Amino acid: a type of compound that is the building block of proteins.

Athetosis: a condition in which abnormal muscle contraction causes involuntary writhing movements.


Bradyarrythmia: a slow heart rate.

Byproduct: a substance that is created in the process of making something else.


Carer: someone who regularly looks after and provides care or assistance to someone, such as a child, an elderly person, or someone who is sick or disabled.

Cerebral palsy: a disability resulting from damage to the brain before, during, or shortly after birth that causes issues with body movement, muscle tone, speech disturbances, and/or other medical issues.

Cerebrospinal fluid (CSF): the fluid surrounding the brain and spinal cord.

Chorea: a neurological disorder characterised by jerky involuntary movements affecting especially the shoulders, hips and face.

Choreoathetosis: the occurrence of involuntary movements in a combination of chorea (irregular migrating contractions) and athetosis (twisting and writhing).

Clinical Geneticist: a physician who is trained to help identify and study genetic disorders.

Computed tomography (CT): a scan that uses a series of X-ray images taken from different angles around the body and uses computer processing to create a cross-sectional image of the inside of the body.


Deficiency: a lack or shortage of something.

DDC (dopa decarboxylase) gene: a gene that provides instructions for making the enzyme aromatic L-amino acid decarboxylase (AADC), which is important in the brain and nervous system.

Diaphoresis: sweating, especially to an unusual degree as a symptom of disease or a side effect of a drug.

Distal Chorea: non ryhthmic, jerky, rapid involuntary movement of the distal muscles and face.

Diurnal: daily.

Dyskinesia: abnormality or impairment of voluntary movement.

Dysmotility: a variety of symptoms that occur when the gut does not work properly at moving its contents (food, drink, tablets, etc) along.

Dysphonia: difficulty in speaking due to a physical disorder of the mouth, tongue, throat or vocal chords.

Dystonia: uncontrolled and sometimes painful muscle movements (spasms).


Electroencephalography (EEG): a test that looks at abnormalities in the brain by attaching small metal electrodes to the scalp in order to detect tiny electrical charges from brain activity.

Enzyme: a substance that helps to bring about, speed up, or regulate chemical reactions.

Epilepsy: a chronic disorder that causes sudden episodes in which the patient may lose consciousness, have his/her senses disrupted, shake uncontrollably, and/or show other symptoms (for example, seizures or fits); often caused by abnormal electrical activity in the brain.


Flailing: waving or swinging wildly.


Gastroenterologist: a medical professional who specialises in identifying and treating disorders of the stomach and intestines.

General Practitioner: a medical professional who is trained to provide health care to patients of any gender or age.

Genetic: relating to or determined by genes; something that is passed down through families and considered inherited.

Genetic testing: a study of DNA to find differences, abnormalities, or changes that could cause disorders or to determine if a person has or will develop a certain disease.


Hypertonia: spasticity and rigidity due to damage of the central nervous system.

Hypokinesia: decreased spontaneous bodily movement. Characterised by a partial or complete loss of muscle movement.

Hypotension: low blood pressure.

§ **PROMPT 1**
Please give the glossary again, beginning at the words "Genetic testing: a" and stopping after "low blood pressure.", with "reduced blood pressure" substituted for "low blood pressure".
§ **PROMPT 2**
List every term in the glossary that begins with "Dys".

§ **RECORD EXCERPTS**

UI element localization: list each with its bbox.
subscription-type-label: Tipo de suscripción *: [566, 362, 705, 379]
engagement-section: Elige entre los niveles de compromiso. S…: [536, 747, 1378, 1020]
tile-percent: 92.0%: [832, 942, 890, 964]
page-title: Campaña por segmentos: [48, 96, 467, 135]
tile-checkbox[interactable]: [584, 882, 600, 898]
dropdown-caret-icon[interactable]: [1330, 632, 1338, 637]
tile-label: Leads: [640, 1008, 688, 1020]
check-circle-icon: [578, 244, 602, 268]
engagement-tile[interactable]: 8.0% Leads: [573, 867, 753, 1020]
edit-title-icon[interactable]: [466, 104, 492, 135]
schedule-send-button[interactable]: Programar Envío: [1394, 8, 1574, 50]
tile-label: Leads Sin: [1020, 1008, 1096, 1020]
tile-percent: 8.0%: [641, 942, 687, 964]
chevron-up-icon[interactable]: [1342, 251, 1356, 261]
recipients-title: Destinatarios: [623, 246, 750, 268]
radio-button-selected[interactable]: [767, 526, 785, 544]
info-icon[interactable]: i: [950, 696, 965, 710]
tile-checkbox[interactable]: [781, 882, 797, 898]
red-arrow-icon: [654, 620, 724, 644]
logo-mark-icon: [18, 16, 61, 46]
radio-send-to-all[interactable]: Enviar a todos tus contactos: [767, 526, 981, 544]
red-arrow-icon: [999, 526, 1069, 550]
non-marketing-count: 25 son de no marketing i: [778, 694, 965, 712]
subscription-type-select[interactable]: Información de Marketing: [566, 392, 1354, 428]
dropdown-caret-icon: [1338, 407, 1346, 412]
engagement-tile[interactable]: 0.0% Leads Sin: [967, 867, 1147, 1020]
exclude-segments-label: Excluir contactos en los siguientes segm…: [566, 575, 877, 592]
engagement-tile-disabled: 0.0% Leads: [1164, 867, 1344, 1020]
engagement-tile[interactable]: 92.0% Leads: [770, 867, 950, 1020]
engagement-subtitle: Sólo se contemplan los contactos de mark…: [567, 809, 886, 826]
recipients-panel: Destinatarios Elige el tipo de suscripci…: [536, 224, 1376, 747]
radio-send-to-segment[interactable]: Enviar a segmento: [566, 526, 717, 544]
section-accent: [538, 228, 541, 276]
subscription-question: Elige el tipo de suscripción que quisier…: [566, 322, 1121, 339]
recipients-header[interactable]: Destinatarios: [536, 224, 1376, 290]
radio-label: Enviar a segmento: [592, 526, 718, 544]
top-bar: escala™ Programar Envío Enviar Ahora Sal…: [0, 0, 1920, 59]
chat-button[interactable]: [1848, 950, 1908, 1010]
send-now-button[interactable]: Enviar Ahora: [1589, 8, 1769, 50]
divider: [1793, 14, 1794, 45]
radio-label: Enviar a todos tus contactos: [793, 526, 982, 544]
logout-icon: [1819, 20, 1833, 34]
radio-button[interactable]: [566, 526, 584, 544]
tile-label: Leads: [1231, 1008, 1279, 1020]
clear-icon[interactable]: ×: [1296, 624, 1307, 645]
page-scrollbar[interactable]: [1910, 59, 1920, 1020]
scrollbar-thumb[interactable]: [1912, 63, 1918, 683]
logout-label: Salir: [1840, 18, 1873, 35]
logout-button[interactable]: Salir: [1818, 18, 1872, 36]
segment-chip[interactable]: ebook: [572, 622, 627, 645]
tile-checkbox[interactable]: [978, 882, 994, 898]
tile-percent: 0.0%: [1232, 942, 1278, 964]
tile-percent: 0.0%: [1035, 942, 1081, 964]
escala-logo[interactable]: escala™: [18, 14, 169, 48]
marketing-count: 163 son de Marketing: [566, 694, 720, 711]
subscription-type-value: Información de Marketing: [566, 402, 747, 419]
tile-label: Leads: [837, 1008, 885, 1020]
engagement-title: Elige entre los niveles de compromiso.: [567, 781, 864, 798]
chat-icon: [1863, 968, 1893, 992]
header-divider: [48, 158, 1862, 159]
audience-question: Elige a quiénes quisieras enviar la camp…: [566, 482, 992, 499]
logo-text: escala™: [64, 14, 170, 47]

§ **TASK OUTPUT 1**
Genetic testing: a study of DNA to find differences, abnormalities, or changes that could cause disorders or to determine if a person has or will develop a certain disease.


Hypertonia: spasticity and rigidity due to damage of the central nervous system.

Hypokinesia: decreased spontaneous bodily movement. Characterised by a partial or complete loss of muscle movement.

Hypotension: reduced blood pressure.

§ **TASK OUTPUT 2**
Dyskinesia, Dysmotility, Dysphonia, Dystonia